• [WHAT TO PRODUCE]
Translate this sentence from the excerpt on bidding and testing below into Spanish: "Ashbrook was confident that it would meet the performance levels."

• [EXCERPT]
Edward Nevers admitted his familiarity with the Environmental Protective Agency requirements for competition but made the startling assertion that "competition was to be taken with a grain of salt." This revealing statement reflects Dietz' attitude favoring Carter to the exclusion of others and proclaims conscious and deliberate purpose in insisting upon conformity by all bidders to the Carter specifications.*fn8

When asked if Dietz had insisted upon Waldinger using Carter, Mr. Nevers said "we would have been happy to accept Carter but would have accepted others." I find that answer dissembling.

James A. Statham, who was president of Ashbrook during the bidding and testing process, testified, and I credit his testimony, that at the start of the relationship between Ashbrook and Dietz, only performance data on the 1-V Ashbrook machine was requested by Dietz. Ashbrook was confident that it would meet the performance levels. Ashbrook set about meeting the production test requirements laid down by Dietz but when those requirements were met, Ashbrook was confronted by a demand from Dietz for production data on the Winklepress' performance with alum treated sludge. Throughout the testing period Dietz kept insisting that the performance data Ashbrook submitted was insufficient although at the same time Dietz had no data at all from Carter.

• [RECORD EXCERPTS]
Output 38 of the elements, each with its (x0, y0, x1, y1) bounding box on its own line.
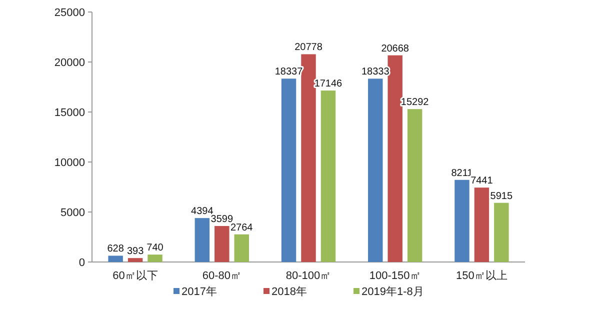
y-tick-label: 0 (78, 257, 85, 269)
data-label: 8211 (451, 168, 474, 179)
bar (368, 78, 383, 262)
bar (454, 180, 470, 262)
y-tick-label: 5000 (60, 207, 85, 219)
bar (128, 258, 143, 262)
data-label: 2764 (230, 222, 254, 234)
data-label: 7441 (470, 176, 494, 187)
bar (234, 234, 249, 262)
bar (148, 254, 162, 262)
x-tick-label: 150㎡以上 (456, 269, 508, 282)
legend-label: 2018年 (272, 286, 307, 298)
bar (194, 218, 210, 262)
bar (494, 202, 509, 262)
legend-label: 2019年1-8月 (362, 286, 424, 298)
data-label: 20668 (381, 43, 410, 54)
bar (474, 188, 490, 262)
data-label: 740 (146, 242, 164, 254)
y-tick-label: 10000 (54, 157, 85, 169)
y-tick-label: 25000 (54, 7, 85, 19)
x-tick-label: 60-80㎡ (202, 270, 242, 282)
legend-label: 2017年 (182, 286, 217, 298)
data-label: 20778 (294, 42, 323, 54)
bar (407, 109, 422, 262)
y-tick-label: 20000 (54, 57, 85, 69)
bar (108, 256, 123, 262)
bar (388, 55, 402, 262)
data-label: 393 (126, 246, 144, 258)
y-tick-label: 15000 (54, 107, 85, 119)
x-tick-label: 100-150㎡ (369, 270, 421, 282)
x-tick-label: 60㎡以下 (112, 269, 158, 282)
data-label: 628 (107, 244, 124, 255)
x-tick-label: 80-100㎡ (286, 270, 332, 282)
bar (281, 78, 296, 262)
bar (214, 226, 230, 262)
data-label: 5915 (490, 190, 513, 202)
bar (320, 90, 336, 262)
bar (301, 54, 316, 262)
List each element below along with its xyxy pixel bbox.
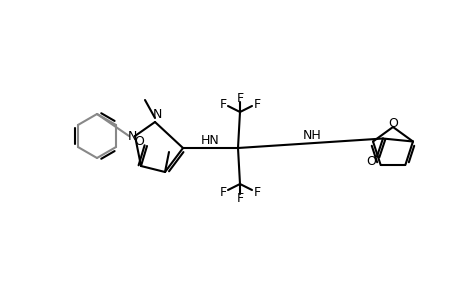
Text: F: F (253, 185, 260, 199)
Text: F: F (253, 98, 260, 110)
Text: O: O (387, 116, 397, 130)
Text: O: O (134, 134, 144, 148)
Text: HN: HN (201, 134, 219, 146)
Text: NH: NH (302, 129, 321, 142)
Text: F: F (236, 92, 243, 104)
Text: N: N (127, 130, 136, 142)
Text: F: F (236, 191, 243, 205)
Text: N: N (152, 107, 161, 121)
Text: F: F (219, 185, 226, 199)
Text: O: O (365, 155, 375, 168)
Text: F: F (219, 98, 226, 110)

• [ANSWER BELOW]
Ashbrook confiaba en que alcanzaría los niveles de rendimiento.